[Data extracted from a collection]
=-=-=
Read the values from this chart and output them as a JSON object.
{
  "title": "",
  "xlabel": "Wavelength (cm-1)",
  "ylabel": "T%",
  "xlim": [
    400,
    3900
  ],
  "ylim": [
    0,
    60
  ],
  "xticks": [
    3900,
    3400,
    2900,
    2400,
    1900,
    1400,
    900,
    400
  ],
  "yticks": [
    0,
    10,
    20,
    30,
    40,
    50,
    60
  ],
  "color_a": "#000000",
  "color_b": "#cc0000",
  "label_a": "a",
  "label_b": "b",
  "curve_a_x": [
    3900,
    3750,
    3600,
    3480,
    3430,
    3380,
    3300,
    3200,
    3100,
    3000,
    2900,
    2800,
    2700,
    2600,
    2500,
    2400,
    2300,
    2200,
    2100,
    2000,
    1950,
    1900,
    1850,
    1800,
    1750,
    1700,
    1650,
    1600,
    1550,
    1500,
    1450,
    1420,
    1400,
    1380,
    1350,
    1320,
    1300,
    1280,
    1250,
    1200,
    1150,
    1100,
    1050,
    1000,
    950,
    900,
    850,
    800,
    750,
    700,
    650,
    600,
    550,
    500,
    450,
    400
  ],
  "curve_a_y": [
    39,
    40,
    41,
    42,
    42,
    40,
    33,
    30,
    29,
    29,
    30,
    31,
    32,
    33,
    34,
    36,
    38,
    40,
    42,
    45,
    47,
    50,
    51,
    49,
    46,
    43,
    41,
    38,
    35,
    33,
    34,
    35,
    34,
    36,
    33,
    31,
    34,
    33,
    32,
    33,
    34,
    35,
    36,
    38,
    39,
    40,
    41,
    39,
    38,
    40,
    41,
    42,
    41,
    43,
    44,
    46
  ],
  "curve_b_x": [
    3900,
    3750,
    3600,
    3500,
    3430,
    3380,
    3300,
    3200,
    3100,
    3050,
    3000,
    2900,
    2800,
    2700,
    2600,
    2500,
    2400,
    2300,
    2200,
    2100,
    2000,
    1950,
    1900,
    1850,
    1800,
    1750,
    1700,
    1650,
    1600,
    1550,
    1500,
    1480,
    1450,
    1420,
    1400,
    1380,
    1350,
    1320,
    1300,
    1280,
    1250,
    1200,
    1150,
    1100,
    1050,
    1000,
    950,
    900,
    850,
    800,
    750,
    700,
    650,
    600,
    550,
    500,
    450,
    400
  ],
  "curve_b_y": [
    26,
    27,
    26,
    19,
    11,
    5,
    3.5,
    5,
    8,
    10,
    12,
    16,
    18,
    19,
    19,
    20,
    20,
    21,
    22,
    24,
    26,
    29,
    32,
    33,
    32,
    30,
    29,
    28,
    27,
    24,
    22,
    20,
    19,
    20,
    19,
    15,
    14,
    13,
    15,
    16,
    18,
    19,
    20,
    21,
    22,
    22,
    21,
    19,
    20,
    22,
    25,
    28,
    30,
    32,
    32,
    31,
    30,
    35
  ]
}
=-=-=
• **Direction**: Type the material above out again, exactly.

• **Response**:
Read the values from this chart and output them as a JSON object.
{
  "title": "",
  "xlabel": "Wavelength (cm-1)",
  "ylabel": "T%",
  "xlim": [
    400,
    3900
  ],
  "ylim": [
    0,
    60
  ],
  "xticks": [
    3900,
    3400,
    2900,
    2400,
    1900,
    1400,
    900,
    400
  ],
  "yticks": [
    0,
    10,
    20,
    30,
    40,
    50,
    60
  ],
  "color_a": "#000000",
  "color_b": "#cc0000",
  "label_a": "a",
  "label_b": "b",
  "curve_a_x": [
    3900,
    3750,
    3600,
    3480,
    3430,
    3380,
    3300,
    3200,
    3100,
    3000,
    2900,
    2800,
    2700,
    2600,
    2500,
    2400,
    2300,
    2200,
    2100,
    2000,
    1950,
    1900,
    1850,
    1800,
    1750,
    1700,
    1650,
    1600,
    1550,
    1500,
    1450,
    1420,
    1400,
    1380,
    1350,
    1320,
    1300,
    1280,
    1250,
    1200,
    1150,
    1100,
    1050,
    1000,
    950,
    900,
    850,
    800,
    750,
    700,
    650,
    600,
    550,
    500,
    450,
    400
  ],
  "curve_a_y": [
    39,
    40,
    41,
    42,
    42,
    40,
    33,
    30,
    29,
    29,
    30,
    31,
    32,
    33,
    34,
    36,
    38,
    40,
    42,
    45,
    47,
    50,
    51,
    49,
    46,
    43,
    41,
    38,
    35,
    33,
    34,
    35,
    34,
    36,
    33,
    31,
    34,
    33,
    32,
    33,
    34,
    35,
    36,
    38,
    39,
    40,
    41,
    39,
    38,
    40,
    41,
    42,
    41,
    43,
    44,
    46
  ],
  "curve_b_x": [
    3900,
    3750,
    3600,
    3500,
    3430,
    3380,
    3300,
    3200,
    3100,
    3050,
    3000,
    2900,
    2800,
    2700,
    2600,
    2500,
    2400,
    2300,
    2200,
    2100,
    2000,
    1950,
    1900,
    1850,
    1800,
    1750,
    1700,
    1650,
    1600,
    1550,
    1500,
    1480,
    1450,
    1420,
    1400,
    1380,
    1350,
    1320,
    1300,
    1280,
    1250,
    1200,
    1150,
    1100,
    1050,
    1000,
    950,
    900,
    850,
    800,
    750,
    700,
    650,
    600,
    550,
    500,
    450,
    400
  ],
  "curve_b_y": [
    26,
    27,
    26,
    19,
    11,
    5,
    3.5,
    5,
    8,
    10,
    12,
    16,
    18,
    19,
    19,
    20,
    20,
    21,
    22,
    24,
    26,
    29,
    32,
    33,
    32,
    30,
    29,
    28,
    27,
    24,
    22,
    20,
    19,
    20,
    19,
    15,
    14,
    13,
    15,
    16,
    18,
    19,
    20,
    21,
    22,
    22,
    21,
    19,
    20,
    22,
    25,
    28,
    30,
    32,
    32,
    31,
    30,
    35
  ]
}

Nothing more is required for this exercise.